Dataset rows

** START **

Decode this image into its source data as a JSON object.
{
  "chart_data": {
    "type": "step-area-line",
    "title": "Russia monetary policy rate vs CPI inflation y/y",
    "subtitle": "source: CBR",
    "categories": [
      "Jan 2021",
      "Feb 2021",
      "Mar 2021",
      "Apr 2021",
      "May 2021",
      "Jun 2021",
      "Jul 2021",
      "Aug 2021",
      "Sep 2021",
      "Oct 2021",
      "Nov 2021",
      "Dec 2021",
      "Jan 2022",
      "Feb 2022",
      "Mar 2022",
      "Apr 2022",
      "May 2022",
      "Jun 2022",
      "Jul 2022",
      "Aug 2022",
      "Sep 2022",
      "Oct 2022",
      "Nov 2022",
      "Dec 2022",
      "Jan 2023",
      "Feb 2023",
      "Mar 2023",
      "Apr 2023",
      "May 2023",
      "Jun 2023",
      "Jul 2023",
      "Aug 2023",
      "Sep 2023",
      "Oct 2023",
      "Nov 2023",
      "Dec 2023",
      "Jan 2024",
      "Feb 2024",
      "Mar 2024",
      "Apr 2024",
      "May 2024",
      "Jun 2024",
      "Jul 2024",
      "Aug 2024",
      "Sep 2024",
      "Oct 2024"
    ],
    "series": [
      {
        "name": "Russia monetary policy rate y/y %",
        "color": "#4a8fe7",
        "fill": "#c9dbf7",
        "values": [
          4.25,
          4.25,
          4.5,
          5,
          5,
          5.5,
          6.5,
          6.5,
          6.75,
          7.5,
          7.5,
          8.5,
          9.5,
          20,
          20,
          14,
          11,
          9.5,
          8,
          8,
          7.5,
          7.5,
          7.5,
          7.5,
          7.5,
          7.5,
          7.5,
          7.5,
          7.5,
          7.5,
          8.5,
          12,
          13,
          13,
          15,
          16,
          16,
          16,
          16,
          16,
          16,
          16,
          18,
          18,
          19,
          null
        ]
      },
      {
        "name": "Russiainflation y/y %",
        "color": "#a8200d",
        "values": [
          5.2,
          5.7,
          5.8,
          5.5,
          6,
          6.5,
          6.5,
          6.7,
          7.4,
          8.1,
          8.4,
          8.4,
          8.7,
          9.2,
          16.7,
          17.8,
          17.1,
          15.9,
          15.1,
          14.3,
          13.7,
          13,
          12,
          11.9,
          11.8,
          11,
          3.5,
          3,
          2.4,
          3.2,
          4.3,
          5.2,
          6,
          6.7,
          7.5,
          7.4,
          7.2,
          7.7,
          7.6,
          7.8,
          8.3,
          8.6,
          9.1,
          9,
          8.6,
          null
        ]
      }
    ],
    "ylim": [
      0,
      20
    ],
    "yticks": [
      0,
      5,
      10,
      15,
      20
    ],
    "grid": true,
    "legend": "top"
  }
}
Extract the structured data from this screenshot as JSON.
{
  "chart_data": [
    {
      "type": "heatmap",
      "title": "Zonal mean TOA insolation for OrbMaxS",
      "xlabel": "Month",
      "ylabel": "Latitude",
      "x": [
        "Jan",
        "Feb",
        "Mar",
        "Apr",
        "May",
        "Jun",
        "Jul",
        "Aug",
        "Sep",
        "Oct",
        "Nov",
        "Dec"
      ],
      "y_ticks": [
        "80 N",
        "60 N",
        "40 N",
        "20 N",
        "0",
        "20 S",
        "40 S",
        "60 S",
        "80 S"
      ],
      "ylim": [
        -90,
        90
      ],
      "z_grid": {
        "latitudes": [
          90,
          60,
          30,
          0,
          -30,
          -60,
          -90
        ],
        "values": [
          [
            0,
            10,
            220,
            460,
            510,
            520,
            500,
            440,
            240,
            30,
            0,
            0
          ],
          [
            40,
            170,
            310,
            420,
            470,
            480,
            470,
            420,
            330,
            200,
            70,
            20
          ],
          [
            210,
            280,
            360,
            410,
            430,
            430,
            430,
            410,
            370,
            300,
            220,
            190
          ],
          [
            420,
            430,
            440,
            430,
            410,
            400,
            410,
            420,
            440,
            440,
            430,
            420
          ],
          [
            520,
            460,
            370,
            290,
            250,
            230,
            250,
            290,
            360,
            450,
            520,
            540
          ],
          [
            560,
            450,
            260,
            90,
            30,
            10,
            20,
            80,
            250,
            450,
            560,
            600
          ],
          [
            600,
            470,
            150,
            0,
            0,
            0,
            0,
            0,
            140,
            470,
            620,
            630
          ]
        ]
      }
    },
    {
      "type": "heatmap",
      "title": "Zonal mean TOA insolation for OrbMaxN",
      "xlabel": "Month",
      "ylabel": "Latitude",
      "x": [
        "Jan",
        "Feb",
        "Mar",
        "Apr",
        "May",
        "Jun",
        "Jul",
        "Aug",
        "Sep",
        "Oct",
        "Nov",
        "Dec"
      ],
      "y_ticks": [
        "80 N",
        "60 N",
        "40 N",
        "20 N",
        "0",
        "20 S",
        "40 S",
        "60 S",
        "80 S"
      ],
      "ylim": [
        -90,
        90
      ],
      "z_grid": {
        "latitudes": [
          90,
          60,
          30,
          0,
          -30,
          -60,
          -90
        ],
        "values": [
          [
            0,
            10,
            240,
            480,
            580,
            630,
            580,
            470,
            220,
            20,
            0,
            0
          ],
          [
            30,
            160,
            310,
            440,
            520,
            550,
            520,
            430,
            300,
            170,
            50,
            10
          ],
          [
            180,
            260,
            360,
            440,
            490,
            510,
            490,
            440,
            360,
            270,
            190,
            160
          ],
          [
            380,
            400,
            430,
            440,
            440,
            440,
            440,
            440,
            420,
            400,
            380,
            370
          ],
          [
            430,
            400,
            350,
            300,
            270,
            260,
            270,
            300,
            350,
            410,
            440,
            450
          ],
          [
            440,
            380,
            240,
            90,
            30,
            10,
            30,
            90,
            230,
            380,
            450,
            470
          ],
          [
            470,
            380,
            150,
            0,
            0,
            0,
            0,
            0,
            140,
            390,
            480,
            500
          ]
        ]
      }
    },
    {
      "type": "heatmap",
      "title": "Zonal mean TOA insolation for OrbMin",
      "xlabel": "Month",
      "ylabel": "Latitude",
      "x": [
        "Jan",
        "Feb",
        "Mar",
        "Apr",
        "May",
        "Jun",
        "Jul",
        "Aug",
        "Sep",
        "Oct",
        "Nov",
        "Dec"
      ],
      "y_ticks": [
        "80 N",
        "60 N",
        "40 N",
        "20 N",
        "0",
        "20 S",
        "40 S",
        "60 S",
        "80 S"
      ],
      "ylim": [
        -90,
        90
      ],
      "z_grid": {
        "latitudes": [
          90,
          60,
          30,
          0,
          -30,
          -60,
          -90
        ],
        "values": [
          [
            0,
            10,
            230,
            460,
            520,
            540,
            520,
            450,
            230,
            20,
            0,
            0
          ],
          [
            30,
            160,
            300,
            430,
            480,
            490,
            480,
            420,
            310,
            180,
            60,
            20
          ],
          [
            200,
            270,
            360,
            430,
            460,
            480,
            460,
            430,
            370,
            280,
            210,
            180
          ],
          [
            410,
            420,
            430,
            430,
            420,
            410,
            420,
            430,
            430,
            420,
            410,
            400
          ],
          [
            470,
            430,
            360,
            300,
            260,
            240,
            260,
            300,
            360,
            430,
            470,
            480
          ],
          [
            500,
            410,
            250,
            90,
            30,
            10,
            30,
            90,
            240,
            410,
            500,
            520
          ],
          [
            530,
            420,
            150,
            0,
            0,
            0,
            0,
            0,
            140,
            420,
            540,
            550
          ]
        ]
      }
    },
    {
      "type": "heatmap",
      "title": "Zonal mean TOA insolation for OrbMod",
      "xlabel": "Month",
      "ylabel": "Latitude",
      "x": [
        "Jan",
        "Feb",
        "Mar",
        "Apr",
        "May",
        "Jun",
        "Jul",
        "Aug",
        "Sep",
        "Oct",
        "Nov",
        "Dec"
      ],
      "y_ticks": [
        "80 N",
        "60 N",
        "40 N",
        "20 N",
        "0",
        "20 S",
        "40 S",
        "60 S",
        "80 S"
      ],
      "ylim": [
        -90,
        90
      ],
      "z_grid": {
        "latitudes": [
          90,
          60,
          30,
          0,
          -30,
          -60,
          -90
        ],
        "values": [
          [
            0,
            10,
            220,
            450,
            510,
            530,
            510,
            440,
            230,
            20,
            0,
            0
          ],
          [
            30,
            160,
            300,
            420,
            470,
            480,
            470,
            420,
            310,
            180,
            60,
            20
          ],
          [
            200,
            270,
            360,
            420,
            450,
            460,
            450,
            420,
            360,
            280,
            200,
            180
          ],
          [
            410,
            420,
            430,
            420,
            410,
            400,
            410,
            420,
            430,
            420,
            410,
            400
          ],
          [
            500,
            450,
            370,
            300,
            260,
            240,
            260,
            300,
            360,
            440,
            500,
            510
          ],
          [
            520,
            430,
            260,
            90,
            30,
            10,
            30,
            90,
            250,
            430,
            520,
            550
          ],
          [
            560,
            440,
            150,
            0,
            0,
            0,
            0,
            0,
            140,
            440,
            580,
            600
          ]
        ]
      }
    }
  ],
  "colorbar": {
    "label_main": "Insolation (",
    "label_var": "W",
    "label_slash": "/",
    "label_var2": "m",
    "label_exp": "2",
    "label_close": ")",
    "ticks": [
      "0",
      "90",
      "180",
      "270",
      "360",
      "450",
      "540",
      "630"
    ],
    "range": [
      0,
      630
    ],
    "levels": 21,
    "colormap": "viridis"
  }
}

** END **
** START **

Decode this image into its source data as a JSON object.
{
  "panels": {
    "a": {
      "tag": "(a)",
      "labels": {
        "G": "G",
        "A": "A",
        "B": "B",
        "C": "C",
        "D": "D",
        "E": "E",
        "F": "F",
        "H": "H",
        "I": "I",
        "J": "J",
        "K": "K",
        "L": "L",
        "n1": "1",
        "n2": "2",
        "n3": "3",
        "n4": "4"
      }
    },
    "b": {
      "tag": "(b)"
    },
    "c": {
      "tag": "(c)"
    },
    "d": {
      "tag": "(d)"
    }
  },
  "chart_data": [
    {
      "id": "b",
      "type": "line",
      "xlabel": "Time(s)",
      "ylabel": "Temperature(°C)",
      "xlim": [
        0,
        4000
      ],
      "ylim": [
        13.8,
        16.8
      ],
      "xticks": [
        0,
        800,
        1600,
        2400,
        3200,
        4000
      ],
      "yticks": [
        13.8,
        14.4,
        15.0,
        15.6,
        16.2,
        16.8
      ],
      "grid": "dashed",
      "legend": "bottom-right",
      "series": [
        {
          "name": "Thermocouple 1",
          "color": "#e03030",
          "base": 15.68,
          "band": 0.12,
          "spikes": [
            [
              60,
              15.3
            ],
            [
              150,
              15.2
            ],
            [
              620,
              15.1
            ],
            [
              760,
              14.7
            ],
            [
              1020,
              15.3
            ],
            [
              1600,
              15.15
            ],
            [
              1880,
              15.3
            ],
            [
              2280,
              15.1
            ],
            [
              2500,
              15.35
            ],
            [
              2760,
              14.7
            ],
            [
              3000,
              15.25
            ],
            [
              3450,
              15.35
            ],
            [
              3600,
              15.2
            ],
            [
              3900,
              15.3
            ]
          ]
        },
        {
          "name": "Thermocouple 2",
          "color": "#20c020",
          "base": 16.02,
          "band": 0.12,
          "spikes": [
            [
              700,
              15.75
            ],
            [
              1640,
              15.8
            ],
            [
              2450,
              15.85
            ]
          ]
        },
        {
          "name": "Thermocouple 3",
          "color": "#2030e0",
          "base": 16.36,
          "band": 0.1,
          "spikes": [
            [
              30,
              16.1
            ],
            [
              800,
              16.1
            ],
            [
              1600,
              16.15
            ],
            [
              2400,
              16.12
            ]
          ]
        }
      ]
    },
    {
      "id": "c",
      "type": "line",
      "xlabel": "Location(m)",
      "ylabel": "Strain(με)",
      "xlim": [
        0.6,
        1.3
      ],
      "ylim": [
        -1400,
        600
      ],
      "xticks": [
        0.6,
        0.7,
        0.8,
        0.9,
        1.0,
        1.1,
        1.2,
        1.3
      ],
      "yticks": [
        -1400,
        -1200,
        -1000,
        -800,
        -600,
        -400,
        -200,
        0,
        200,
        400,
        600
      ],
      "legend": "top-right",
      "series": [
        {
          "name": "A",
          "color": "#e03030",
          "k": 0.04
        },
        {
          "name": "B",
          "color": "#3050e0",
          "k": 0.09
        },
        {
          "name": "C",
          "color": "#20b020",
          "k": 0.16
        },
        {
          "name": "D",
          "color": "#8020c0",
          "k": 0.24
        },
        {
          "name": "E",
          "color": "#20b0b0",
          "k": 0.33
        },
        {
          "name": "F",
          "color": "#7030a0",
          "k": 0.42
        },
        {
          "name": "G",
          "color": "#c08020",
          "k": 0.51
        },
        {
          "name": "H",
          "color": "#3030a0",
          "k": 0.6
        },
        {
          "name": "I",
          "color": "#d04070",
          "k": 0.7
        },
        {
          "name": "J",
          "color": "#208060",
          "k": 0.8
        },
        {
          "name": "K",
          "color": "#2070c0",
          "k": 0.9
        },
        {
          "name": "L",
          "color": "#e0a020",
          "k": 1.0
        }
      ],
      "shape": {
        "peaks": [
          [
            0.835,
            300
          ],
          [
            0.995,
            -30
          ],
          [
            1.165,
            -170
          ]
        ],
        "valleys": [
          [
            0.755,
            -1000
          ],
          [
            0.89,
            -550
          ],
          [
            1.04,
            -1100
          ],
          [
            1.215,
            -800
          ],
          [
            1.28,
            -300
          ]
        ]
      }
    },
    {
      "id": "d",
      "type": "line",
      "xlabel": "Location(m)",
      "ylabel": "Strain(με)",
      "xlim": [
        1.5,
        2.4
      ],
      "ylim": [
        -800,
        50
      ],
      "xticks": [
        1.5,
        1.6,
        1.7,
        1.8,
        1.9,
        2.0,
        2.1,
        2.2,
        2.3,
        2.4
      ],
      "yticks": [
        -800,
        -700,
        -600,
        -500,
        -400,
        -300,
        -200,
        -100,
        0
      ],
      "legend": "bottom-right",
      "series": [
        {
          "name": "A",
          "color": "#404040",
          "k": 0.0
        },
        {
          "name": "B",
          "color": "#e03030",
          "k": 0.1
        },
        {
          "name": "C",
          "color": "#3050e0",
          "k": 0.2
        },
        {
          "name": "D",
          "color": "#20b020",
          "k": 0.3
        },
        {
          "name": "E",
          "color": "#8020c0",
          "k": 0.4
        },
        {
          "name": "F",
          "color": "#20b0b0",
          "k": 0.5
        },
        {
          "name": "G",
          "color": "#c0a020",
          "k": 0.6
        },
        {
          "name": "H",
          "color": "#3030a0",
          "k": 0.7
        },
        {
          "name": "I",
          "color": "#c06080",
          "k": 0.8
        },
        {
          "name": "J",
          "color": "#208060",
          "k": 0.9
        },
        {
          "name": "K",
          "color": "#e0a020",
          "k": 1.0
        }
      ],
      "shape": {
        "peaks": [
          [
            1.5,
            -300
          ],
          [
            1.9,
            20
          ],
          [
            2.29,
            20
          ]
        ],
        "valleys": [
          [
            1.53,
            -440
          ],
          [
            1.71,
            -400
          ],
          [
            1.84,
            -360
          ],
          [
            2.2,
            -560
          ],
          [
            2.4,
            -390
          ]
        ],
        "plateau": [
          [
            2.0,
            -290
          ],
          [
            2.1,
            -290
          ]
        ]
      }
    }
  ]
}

** END **

▶ _Goal of the exercise_: Where a line above includes "rate", copy that line.

▶ _Task answer_:
    "title": "Russia monetary policy rate vs CPI inflation y/y",
        "name": "Russia monetary policy rate y/y %",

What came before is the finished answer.